- **Extracted entries**:

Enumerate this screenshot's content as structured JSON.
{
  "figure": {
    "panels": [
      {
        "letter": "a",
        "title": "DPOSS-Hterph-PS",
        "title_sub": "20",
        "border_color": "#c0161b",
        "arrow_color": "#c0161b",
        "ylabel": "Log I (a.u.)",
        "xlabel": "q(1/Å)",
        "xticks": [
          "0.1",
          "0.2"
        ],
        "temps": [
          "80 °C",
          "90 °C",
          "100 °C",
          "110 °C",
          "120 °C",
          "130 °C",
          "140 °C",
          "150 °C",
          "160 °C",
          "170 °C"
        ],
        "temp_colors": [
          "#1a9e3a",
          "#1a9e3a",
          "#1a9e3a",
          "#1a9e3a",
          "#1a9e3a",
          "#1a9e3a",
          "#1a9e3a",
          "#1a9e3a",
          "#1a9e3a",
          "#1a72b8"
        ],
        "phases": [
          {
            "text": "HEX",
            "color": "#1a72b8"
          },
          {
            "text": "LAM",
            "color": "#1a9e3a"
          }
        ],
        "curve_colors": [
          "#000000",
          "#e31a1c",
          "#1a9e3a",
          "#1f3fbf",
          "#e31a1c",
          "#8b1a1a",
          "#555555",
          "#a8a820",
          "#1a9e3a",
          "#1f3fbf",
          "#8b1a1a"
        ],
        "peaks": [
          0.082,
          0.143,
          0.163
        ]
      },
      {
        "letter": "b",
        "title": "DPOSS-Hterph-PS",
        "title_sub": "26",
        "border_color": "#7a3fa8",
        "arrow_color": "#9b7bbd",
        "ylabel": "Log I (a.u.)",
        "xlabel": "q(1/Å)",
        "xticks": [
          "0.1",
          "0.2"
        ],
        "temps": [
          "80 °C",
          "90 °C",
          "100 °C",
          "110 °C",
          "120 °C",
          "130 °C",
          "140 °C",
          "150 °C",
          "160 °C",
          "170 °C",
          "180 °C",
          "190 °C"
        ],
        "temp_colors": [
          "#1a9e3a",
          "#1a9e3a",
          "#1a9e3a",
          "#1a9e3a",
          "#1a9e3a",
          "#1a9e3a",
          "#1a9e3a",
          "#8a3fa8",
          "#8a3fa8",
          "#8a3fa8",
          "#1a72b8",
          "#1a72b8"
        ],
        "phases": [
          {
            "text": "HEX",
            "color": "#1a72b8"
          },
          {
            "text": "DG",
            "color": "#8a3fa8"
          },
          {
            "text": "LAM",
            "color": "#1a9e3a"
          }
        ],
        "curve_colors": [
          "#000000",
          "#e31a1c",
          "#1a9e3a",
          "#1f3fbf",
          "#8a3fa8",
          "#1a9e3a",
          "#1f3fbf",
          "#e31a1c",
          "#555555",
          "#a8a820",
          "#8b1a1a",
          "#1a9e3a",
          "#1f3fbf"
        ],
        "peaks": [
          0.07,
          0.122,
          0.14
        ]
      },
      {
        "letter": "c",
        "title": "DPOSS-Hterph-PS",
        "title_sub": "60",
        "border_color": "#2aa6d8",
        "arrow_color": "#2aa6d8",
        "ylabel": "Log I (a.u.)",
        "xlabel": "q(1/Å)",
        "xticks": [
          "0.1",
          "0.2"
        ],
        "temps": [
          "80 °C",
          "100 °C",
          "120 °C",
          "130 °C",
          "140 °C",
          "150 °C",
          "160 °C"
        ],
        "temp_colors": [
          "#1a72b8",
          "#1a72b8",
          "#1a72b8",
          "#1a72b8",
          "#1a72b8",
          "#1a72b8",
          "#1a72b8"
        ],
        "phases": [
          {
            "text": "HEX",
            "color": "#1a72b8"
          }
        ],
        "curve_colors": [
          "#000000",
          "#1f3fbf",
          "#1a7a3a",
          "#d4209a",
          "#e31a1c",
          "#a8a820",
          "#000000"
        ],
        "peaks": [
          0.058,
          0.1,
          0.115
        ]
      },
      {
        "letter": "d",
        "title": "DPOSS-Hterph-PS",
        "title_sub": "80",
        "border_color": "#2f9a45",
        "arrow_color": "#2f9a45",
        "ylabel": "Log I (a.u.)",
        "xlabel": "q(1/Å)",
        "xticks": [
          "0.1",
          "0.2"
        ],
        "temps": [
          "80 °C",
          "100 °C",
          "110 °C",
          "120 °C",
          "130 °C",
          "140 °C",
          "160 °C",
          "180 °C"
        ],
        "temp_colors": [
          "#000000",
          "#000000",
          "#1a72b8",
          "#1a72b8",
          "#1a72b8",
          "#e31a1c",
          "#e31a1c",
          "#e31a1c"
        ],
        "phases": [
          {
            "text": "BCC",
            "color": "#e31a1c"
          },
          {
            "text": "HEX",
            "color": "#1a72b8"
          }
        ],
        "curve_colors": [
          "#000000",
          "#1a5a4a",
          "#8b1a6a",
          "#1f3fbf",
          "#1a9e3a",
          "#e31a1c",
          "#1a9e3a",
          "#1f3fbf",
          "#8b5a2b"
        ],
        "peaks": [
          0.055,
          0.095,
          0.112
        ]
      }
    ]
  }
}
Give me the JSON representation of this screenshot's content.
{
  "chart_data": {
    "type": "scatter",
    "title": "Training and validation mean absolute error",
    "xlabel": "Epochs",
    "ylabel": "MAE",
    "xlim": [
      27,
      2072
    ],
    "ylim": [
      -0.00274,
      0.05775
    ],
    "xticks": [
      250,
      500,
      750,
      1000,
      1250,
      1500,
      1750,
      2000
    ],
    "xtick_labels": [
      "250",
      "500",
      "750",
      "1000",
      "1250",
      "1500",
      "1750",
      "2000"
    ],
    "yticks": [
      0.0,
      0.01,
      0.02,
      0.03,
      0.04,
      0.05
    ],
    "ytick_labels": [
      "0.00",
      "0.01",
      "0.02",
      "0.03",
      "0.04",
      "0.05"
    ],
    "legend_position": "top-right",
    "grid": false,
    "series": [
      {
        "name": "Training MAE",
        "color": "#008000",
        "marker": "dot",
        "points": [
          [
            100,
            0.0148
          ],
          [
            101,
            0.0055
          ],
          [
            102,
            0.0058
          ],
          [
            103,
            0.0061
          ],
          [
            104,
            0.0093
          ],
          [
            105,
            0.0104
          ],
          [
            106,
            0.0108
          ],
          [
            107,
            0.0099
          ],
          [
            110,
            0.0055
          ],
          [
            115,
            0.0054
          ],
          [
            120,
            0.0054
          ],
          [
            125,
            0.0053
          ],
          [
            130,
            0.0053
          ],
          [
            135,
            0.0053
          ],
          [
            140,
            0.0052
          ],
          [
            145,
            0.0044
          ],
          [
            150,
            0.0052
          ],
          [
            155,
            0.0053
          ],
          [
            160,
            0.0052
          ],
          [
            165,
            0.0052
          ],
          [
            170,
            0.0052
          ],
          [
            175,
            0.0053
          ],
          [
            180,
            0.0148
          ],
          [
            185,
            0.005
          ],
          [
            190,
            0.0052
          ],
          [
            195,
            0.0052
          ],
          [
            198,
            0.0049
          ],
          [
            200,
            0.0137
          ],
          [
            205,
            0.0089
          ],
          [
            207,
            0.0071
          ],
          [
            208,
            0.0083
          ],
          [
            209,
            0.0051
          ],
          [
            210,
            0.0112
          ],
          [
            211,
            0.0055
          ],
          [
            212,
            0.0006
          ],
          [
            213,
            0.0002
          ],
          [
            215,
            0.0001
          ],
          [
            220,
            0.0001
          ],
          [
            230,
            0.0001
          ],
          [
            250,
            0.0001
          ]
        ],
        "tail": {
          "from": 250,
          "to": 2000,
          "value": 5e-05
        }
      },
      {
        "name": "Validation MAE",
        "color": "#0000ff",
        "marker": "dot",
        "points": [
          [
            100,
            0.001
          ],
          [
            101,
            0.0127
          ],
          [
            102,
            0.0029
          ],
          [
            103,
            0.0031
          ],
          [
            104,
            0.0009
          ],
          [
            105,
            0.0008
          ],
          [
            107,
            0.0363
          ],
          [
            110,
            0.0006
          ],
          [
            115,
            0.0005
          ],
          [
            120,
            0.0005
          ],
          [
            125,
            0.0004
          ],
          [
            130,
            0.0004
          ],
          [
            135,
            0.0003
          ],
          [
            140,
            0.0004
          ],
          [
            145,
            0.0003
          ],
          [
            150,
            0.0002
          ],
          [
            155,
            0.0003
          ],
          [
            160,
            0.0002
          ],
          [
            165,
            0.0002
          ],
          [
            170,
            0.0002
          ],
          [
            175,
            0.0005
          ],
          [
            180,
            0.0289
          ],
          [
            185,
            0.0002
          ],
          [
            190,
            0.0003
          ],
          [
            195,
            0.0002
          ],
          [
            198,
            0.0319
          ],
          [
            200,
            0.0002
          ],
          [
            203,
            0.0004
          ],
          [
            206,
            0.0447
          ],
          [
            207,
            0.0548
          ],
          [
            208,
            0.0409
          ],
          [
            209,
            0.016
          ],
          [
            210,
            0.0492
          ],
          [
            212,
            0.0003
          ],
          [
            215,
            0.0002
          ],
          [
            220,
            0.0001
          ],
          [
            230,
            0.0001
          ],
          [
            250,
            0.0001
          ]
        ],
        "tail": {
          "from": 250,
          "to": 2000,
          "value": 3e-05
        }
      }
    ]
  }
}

- **Brief**: Make a copy of each line that contains the string "Training".

- **Answer**:
    "title": "Training and validation mean absolute error",
        "name": "Training MAE",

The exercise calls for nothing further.